Task brief: Show each line that has the string "Krista" in it.

## Start Available data

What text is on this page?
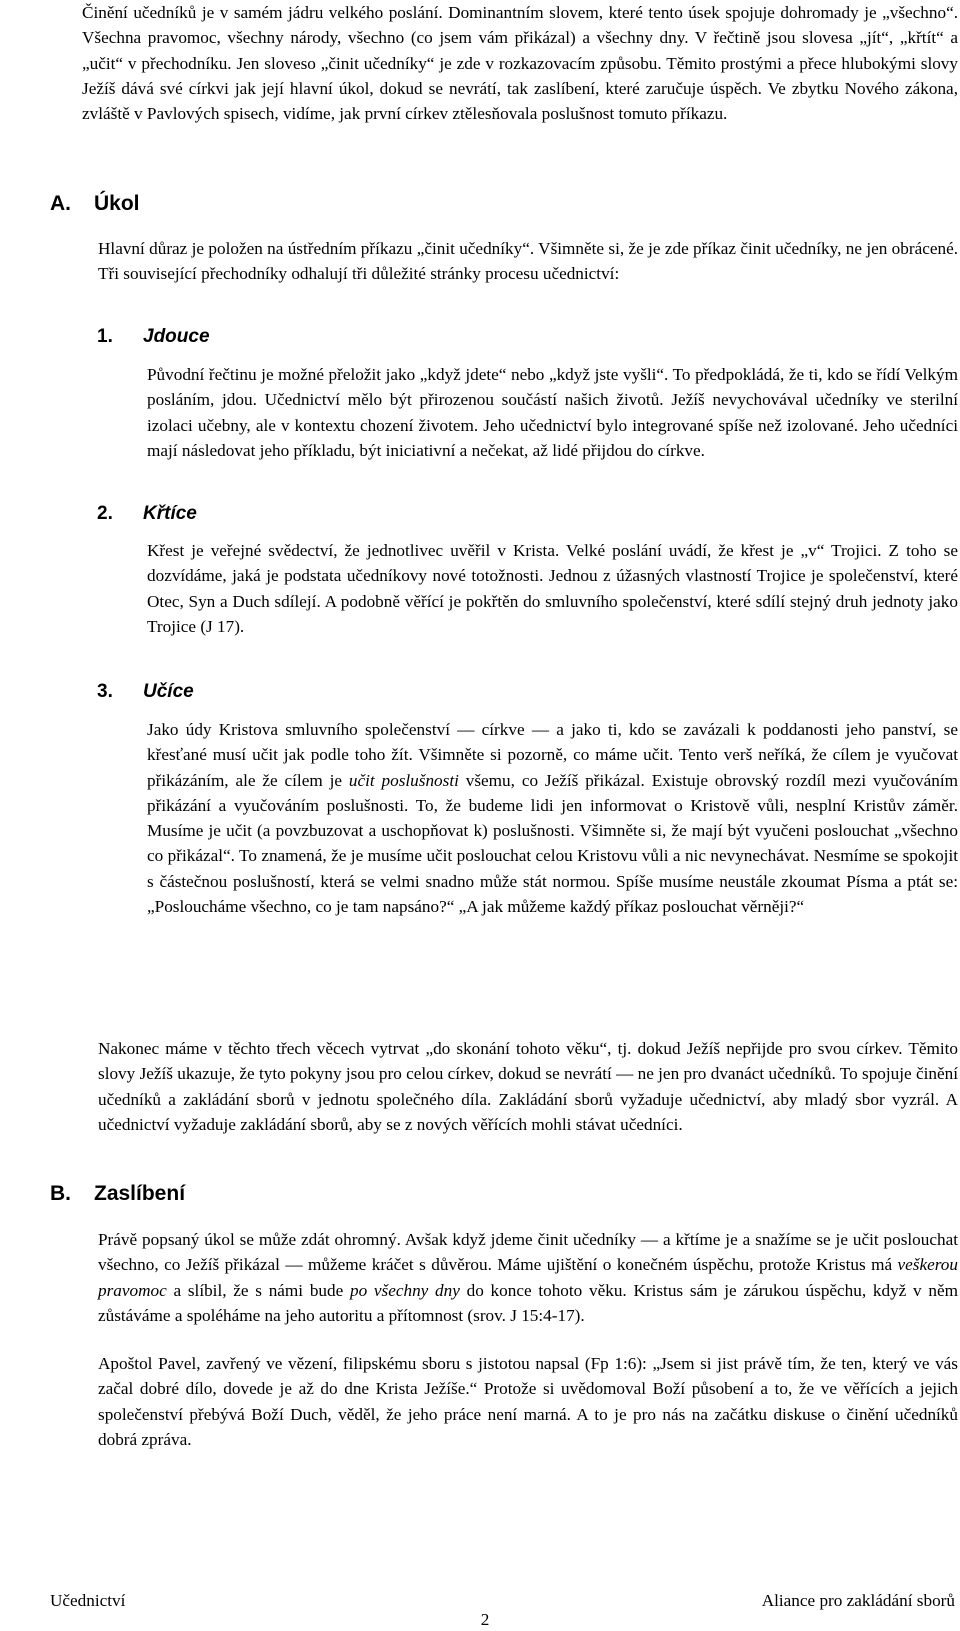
Činění učedníků je v samém jádru velkého poslání. Dominantním slovem, které tento úsek spojuje dohromady je „všechno“. Všechna pravomoc, všechny národy, všechno (co jsem vám přikázal) a všechny dny. V řečtině jsou slovesa „jít“, „křtít“ a „učit“ v přechodníku. Jen sloveso „činit učedníky“ je zde v rozkazovacím způsobu. Těmito prostými a přece hlubokými slovy Ježíš dává své církvi jak její hlavní úkol, dokud se nevrátí, tak zaslíbení, které zaručuje úspěch. Ve zbytku Nového zákona, zvláště v Pavlových spisech, vidíme, jak první církev ztělesňovala poslušnost tomuto příkazu.

A. Úkol

Hlavní důraz je položen na ústředním příkazu „činit učedníky“. Všimněte si, že je zde příkaz činit učedníky, ne jen obrácené. Tři související přechodníky odhalují tři důležité stránky procesu učednictví:

1. Jdouce

Původní řečtinu je možné přeložit jako „když jdete“ nebo „když jste vyšli“. To předpokládá, že ti, kdo se řídí Velkým posláním, jdou. Učednictví mělo být přirozenou součástí našich životů. Ježíš nevychovával učedníky ve sterilní izolaci učebny, ale v kontextu chození životem. Jeho učednictví bylo integrované spíše než izolované. Jeho učedníci mají následovat jeho příkladu, být iniciativní a nečekat, až lidé přijdou do církve.

2. Křtíce

Křest je veřejné svědectví, že jednotlivec uvěřil v Krista. Velké poslání uvádí, že křest je „v“ Trojici. Z toho se dozvídáme, jaká je podstata učedníkovy nové totožnosti. Jednou z úžasných vlastností Trojice je společenství, které Otec, Syn a Duch sdílejí. A podobně věřící je pokřtěn do smluvního společenství, které sdílí stejný druh jednoty jako Trojice (J 17).

3. Učíce

Jako údy Kristova smluvního společenství — církve — a jako ti, kdo se zavázali k poddanosti jeho panství, se křesťané musí učit jak podle toho žít. Všimněte si pozorně, co máme učit. Tento verš neříká, že cílem je vyučovat přikázáním, ale že cílem je učit poslušnosti všemu, co Ježíš přikázal. Existuje obrovský rozdíl mezi vyučováním přikázání a vyučováním poslušnosti. To, že budeme lidi jen informovat o Kristově vůli, nesplní Kristův záměr. Musíme je učit (a povzbuzovat a uschopňovat k) poslušnosti. Všimněte si, že mají být vyučeni poslouchat „všechno co přikázal“. To znamená, že je musíme učit poslouchat celou Kristovu vůli a nic nevynechávat. Nesmíme se spokojit s částečnou poslušností, která se velmi snadno může stát normou. Spíše musíme neustále zkoumat Písma a ptát se: „Posloucháme všechno, co je tam napsáno?“ „A jak můžeme každý příkaz poslouchat věrněji?“

Nakonec máme v těchto třech věcech vytrvat „do skonání tohoto věku“, tj. dokud Ježíš nepřijde pro svou církev. Těmito slovy Ježíš ukazuje, že tyto pokyny jsou pro celou církev, dokud se nevrátí — ne jen pro dvanáct učedníků. To spojuje činění učedníků a zakládání sborů v jednotu společného díla. Zakládání sborů vyžaduje učednictví, aby mladý sbor vyzrál. A učednictví vyžaduje zakládání sborů, aby se z nových věřících mohli stávat učedníci.

B. Zaslíbení

Právě popsaný úkol se může zdát ohromný. Avšak když jdeme činit učedníky — a křtíme je a snažíme se je učit poslouchat všechno, co Ježíš přikázal — můžeme kráčet s důvěrou. Máme ujištění o konečném úspěchu, protože Kristus má veškerou pravomoc a slíbil, že s námi bude po všechny dny do konce tohoto věku. Kristus sám je zárukou úspěchu, když v něm zůstáváme a spoléháme na jeho autoritu a přítomnost (srov. J 15:4-17).

Apoštol Pavel, zavřený ve vězení, filipskému sboru s jistotou napsal (Fp 1:6): „Jsem si jist právě tím, že ten, který ve vás začal dobré dílo, dovede je až do dne Krista Ježíše.“ Protože si uvědomoval Boží působení a to, že ve věřících a jejich společenství přebývá Boží Duch, věděl, že jeho práce není marná. A to je pro nás na začátku diskuse o činění učedníků dobrá zpráva.

Učednictví	Aliance pro zakládání sborů
2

## End Available data

Answer to this task:
Křest je veřejné svědectví, že jednotlivec uvěřil v Krista. Velké poslání uvádí, že křest je „v“ Trojici. Z toho se dozvídáme, jaká je podstata učedníkovy nové totožnosti. Jednou z úžasných vlastností Trojice je společenství, které Otec, Syn a Duch sdílejí. A podobně věřící je pokřtěn do smluvního společenství, které sdílí stejný druh jednoty jako Trojice (J 17).
Apoštol Pavel, zavřený ve vězení, filipskému sboru s jistotou napsal (Fp 1:6): „Jsem si jist právě tím, že ten, který ve vás začal dobré dílo, dovede je až do dne Krista Ježíše.“ Protože si uvědomoval Boží působení a to, že ve věřících a jejich společenství přebývá Boží Duch, věděl, že jeho práce není marná. A to je pro nás na začátku diskuse o činění učedníků dobrá zpráva.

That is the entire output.